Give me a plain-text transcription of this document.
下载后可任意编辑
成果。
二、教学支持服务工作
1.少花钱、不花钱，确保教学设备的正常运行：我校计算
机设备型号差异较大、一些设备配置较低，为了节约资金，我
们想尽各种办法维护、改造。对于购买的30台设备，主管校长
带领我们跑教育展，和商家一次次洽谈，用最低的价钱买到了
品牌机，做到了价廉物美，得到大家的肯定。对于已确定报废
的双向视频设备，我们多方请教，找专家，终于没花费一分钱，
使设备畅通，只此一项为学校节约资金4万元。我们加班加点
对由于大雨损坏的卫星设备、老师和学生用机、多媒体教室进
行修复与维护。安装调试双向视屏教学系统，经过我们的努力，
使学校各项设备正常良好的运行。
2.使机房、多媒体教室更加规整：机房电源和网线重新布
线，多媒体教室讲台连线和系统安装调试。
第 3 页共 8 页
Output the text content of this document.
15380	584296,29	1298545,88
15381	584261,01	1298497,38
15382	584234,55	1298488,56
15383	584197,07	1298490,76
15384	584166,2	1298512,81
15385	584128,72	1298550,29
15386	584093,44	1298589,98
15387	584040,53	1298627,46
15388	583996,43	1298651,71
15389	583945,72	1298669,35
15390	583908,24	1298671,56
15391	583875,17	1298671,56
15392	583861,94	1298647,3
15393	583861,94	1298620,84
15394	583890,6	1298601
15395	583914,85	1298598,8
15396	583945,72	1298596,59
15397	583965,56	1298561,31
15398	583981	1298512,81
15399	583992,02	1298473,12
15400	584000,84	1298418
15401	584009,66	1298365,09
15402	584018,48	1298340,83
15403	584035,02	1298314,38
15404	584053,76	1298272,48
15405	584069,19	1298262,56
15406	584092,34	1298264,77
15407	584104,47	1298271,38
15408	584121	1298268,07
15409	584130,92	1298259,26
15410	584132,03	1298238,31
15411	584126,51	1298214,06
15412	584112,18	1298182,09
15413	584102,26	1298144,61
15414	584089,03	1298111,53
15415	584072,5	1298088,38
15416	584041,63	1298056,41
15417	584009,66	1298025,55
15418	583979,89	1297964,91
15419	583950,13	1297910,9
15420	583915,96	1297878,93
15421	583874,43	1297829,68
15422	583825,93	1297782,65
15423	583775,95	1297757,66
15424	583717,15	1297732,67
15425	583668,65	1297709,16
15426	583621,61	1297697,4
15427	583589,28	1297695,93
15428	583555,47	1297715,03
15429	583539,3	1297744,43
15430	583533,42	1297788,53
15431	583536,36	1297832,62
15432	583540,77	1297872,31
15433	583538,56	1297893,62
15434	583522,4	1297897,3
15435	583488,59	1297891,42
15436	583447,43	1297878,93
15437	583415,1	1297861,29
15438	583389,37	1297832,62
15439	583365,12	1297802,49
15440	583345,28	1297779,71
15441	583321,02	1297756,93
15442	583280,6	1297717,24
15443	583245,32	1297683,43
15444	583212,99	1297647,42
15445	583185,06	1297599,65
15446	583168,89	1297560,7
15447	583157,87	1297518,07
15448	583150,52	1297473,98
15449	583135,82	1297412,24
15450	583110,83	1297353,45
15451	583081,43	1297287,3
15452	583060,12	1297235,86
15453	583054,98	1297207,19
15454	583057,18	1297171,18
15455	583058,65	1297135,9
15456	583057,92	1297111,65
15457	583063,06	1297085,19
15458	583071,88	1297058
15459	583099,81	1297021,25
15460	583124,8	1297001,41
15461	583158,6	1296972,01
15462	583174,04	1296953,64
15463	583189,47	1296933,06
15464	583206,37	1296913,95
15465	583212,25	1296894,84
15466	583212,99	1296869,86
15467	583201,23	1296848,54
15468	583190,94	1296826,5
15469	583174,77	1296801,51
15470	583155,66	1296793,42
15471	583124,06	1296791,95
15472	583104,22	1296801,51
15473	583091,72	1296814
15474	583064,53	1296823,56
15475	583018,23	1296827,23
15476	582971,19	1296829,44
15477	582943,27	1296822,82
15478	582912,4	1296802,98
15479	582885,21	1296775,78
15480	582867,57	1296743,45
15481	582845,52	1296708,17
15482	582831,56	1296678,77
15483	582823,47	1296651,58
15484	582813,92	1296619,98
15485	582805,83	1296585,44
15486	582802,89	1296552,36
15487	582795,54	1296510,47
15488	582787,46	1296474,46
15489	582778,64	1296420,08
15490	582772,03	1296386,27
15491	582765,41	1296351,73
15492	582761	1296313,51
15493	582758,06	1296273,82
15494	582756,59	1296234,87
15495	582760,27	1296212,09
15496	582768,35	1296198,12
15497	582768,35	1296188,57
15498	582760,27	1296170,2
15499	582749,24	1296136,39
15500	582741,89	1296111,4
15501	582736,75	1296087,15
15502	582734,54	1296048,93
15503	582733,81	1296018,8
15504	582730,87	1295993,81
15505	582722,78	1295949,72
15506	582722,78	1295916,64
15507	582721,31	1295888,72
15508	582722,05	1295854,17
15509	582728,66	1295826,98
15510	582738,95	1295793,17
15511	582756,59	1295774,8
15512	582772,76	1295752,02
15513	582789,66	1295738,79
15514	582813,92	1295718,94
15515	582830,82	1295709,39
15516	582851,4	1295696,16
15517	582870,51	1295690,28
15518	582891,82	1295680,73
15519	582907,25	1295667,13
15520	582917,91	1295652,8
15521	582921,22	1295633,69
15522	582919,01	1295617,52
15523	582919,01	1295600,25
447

Exercise aim:
Go through the records and show every line with the string "text" in it.

Exercise result:
Give me a plain-text transcription of this document.
Output the text content of this document.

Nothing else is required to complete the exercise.